YOUR INSTRUCTIONS: Please write out the complete listing that follows, exactly as it reads.

Stored records:
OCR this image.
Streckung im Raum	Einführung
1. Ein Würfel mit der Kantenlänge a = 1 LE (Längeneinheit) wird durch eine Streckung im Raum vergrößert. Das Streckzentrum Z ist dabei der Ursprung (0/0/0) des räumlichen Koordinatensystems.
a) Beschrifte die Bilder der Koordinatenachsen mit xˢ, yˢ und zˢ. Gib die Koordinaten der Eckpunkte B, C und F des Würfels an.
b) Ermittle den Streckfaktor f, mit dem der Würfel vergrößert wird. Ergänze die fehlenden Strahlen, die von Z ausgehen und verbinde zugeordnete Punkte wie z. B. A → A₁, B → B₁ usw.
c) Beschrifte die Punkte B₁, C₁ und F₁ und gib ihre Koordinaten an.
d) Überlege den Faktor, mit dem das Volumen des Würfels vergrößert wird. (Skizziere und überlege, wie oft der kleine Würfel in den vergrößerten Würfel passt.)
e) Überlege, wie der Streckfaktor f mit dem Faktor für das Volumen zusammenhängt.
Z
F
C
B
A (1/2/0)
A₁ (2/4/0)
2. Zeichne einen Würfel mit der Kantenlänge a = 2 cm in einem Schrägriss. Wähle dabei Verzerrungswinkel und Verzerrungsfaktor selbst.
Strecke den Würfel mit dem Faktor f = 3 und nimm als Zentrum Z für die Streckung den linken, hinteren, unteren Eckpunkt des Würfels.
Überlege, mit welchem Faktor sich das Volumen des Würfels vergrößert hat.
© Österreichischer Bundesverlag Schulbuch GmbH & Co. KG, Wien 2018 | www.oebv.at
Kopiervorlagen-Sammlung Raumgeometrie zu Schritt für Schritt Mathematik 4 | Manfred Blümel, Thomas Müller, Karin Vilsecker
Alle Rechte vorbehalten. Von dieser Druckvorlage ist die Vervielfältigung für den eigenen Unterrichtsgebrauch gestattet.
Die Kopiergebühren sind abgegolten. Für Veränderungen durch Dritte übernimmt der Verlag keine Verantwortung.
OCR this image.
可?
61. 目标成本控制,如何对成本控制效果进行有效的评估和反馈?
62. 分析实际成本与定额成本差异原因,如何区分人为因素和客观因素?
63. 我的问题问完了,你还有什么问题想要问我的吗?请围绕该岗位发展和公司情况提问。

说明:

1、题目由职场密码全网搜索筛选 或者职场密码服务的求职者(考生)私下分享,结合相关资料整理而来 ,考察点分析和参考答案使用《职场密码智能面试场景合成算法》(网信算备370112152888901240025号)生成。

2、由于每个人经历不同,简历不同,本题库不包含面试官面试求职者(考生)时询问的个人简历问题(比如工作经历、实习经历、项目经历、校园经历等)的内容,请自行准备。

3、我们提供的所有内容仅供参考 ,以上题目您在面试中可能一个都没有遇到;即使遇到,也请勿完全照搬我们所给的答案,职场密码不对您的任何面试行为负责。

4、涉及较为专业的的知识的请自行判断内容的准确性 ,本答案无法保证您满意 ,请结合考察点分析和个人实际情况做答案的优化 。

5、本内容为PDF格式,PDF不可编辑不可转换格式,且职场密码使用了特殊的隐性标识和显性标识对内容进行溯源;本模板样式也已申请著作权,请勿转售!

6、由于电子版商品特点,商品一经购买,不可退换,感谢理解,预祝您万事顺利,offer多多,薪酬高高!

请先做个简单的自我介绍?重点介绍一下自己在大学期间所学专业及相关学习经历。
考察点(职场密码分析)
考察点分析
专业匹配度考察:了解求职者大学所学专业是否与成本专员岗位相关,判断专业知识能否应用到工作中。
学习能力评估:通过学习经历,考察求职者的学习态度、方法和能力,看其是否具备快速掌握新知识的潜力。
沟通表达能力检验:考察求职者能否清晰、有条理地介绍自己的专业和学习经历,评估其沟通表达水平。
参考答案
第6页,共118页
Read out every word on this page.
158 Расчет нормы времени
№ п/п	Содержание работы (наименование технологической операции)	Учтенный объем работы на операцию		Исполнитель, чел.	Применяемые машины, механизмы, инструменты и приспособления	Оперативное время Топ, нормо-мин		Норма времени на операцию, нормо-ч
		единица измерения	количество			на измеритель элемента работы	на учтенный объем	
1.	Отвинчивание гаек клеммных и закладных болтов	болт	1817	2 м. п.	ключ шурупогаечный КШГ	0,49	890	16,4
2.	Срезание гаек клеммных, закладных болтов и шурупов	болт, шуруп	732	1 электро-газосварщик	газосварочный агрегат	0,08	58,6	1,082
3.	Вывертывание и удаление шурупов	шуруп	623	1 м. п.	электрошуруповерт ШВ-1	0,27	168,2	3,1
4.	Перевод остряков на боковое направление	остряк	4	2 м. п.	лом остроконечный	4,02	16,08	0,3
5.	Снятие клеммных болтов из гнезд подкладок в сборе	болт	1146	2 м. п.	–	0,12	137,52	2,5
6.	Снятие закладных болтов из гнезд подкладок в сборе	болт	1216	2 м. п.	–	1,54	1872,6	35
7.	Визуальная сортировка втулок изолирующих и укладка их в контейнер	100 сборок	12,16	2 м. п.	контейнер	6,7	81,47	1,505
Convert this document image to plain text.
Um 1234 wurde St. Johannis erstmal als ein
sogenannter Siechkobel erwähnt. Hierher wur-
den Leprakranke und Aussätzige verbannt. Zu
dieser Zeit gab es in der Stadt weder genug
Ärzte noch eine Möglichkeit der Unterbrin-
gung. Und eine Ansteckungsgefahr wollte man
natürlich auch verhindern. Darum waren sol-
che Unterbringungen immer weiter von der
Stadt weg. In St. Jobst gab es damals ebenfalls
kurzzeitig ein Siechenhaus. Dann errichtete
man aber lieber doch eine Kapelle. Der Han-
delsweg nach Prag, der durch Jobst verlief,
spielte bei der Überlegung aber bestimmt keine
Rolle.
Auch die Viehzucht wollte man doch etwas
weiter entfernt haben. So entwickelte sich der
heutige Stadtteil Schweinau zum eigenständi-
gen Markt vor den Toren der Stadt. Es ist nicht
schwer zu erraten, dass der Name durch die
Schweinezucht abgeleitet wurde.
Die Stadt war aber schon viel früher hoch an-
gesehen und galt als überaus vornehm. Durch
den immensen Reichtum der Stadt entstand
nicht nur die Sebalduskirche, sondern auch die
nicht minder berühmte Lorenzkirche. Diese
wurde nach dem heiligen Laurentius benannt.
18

EXERCISE SOLUTION:
OCR this image.
Streckung im Raum	Einführung
1. Ein Würfel mit der Kantenlänge a = 1 LE (Längeneinheit) wird durch eine Streckung im Raum vergrößert. Das Streckzentrum Z ist dabei der Ursprung (0/0/0) des räumlichen Koordinatensystems.
a) Beschrifte die Bilder der Koordinatenachsen mit xˢ, yˢ und zˢ. Gib die Koordinaten der Eckpunkte B, C und F des Würfels an.
b) Ermittle den Streckfaktor f, mit dem der Würfel vergrößert wird. Ergänze die fehlenden Strahlen, die von Z ausgehen und verbinde zugeordnete Punkte wie z. B. A → A₁, B → B₁ usw.
c) Beschrifte die Punkte B₁, C₁ und F₁ und gib ihre Koordinaten an.
d) Überlege den Faktor, mit dem das Volumen des Würfels vergrößert wird. (Skizziere und überlege, wie oft der kleine Würfel in den vergrößerten Würfel passt.)
e) Überlege, wie der Streckfaktor f mit dem Faktor für das Volumen zusammenhängt.
Z
F
C
B
A (1/2/0)
A₁ (2/4/0)
2. Zeichne einen Würfel mit der Kantenlänge a = 2 cm in einem Schrägriss. Wähle dabei Verzerrungswinkel und Verzerrungsfaktor selbst.
Strecke den Würfel mit dem Faktor f = 3 und nimm als Zentrum Z für die Streckung den linken, hinteren, unteren Eckpunkt des Würfels.
Überlege, mit welchem Faktor sich das Volumen des Würfels vergrößert hat.
© Österreichischer Bundesverlag Schulbuch GmbH & Co. KG, Wien 2018 | www.oebv.at
Kopiervorlagen-Sammlung Raumgeometrie zu Schritt für Schritt Mathematik 4 | Manfred Blümel, Thomas Müller, Karin Vilsecker
Alle Rechte vorbehalten. Von dieser Druckvorlage ist die Vervielfältigung für den eigenen Unterrichtsgebrauch gestattet.
Die Kopiergebühren sind abgegolten. Für Veränderungen durch Dritte übernimmt der Verlag keine Verantwortung.
OCR this image.
可?
61. 目标成本控制,如何对成本控制效果进行有效的评估和反馈?
62. 分析实际成本与定额成本差异原因,如何区分人为因素和客观因素?
63. 我的问题问完了,你还有什么问题想要问我的吗?请围绕该岗位发展和公司情况提问。

说明:

1、题目由职场密码全网搜索筛选 或者职场密码服务的求职者(考生)私下分享,结合相关资料整理而来 ,考察点分析和参考答案使用《职场密码智能面试场景合成算法》(网信算备370112152888901240025号)生成。

2、由于每个人经历不同,简历不同,本题库不包含面试官面试求职者(考生)时询问的个人简历问题(比如工作经历、实习经历、项目经历、校园经历等)的内容,请自行准备。

3、我们提供的所有内容仅供参考 ,以上题目您在面试中可能一个都没有遇到;即使遇到,也请勿完全照搬我们所给的答案,职场密码不对您的任何面试行为负责。

4、涉及较为专业的的知识的请自行判断内容的准确性 ,本答案无法保证您满意 ,请结合考察点分析和个人实际情况做答案的优化 。

5、本内容为PDF格式,PDF不可编辑不可转换格式,且职场密码使用了特殊的隐性标识和显性标识对内容进行溯源;本模板样式也已申请著作权,请勿转售!

6、由于电子版商品特点,商品一经购买,不可退换,感谢理解,预祝您万事顺利,offer多多,薪酬高高!

请先做个简单的自我介绍?重点介绍一下自己在大学期间所学专业及相关学习经历。
考察点(职场密码分析)
考察点分析
专业匹配度考察:了解求职者大学所学专业是否与成本专员岗位相关,判断专业知识能否应用到工作中。
学习能力评估:通过学习经历,考察求职者的学习态度、方法和能力,看其是否具备快速掌握新知识的潜力。
沟通表达能力检验:考察求职者能否清晰、有条理地介绍自己的专业和学习经历,评估其沟通表达水平。
参考答案
第6页,共118页
Read out every word on this page.
158 Расчет нормы времени
№ п/п	Содержание работы (наименование технологической операции)	Учтенный объем работы на операцию		Исполнитель, чел.	Применяемые машины, механизмы, инструменты и приспособления	Оперативное время Топ, нормо-мин		Норма времени на операцию, нормо-ч
		единица измерения	количество			на измеритель элемента работы	на учтенный объем	
1.	Отвинчивание гаек клеммных и закладных болтов	болт	1817	2 м. п.	ключ шурупогаечный КШГ	0,49	890	16,4
2.	Срезание гаек клеммных, закладных болтов и шурупов	болт, шуруп	732	1 электро-газосварщик	газосварочный агрегат	0,08	58,6	1,082
3.	Вывертывание и удаление шурупов	шуруп	623	1 м. п.	электрошуруповерт ШВ-1	0,27	168,2	3,1
4.	Перевод остряков на боковое направление	остряк	4	2 м. п.	лом остроконечный	4,02	16,08	0,3
5.	Снятие клеммных болтов из гнезд подкладок в сборе	болт	1146	2 м. п.	–	0,12	137,52	2,5
6.	Снятие закладных болтов из гнезд подкладок в сборе	болт	1216	2 м. п.	–	1,54	1872,6	35
7.	Визуальная сортировка втулок изолирующих и укладка их в контейнер	100 сборок	12,16	2 м. п.	контейнер	6,7	81,47	1,505
Convert this document image to plain text.
Um 1234 wurde St. Johannis erstmal als ein
sogenannter Siechkobel erwähnt. Hierher wur-
den Leprakranke und Aussätzige verbannt. Zu
dieser Zeit gab es in der Stadt weder genug
Ärzte noch eine Möglichkeit der Unterbrin-
gung. Und eine Ansteckungsgefahr wollte man
natürlich auch verhindern. Darum waren sol-
che Unterbringungen immer weiter von der
Stadt weg. In St. Jobst gab es damals ebenfalls
kurzzeitig ein Siechenhaus. Dann errichtete
man aber lieber doch eine Kapelle. Der Han-
delsweg nach Prag, der durch Jobst verlief,
spielte bei der Überlegung aber bestimmt keine
Rolle.
Auch die Viehzucht wollte man doch etwas
weiter entfernt haben. So entwickelte sich der
heutige Stadtteil Schweinau zum eigenständi-
gen Markt vor den Toren der Stadt. Es ist nicht
schwer zu erraten, dass der Name durch die
Schweinezucht abgeleitet wurde.
Die Stadt war aber schon viel früher hoch an-
gesehen und galt als überaus vornehm. Durch
den immensen Reichtum der Stadt entstand
nicht nur die Sebalduskirche, sondern auch die
nicht minder berühmte Lorenzkirche. Diese
wurde nach dem heiligen Laurentius benannt.
18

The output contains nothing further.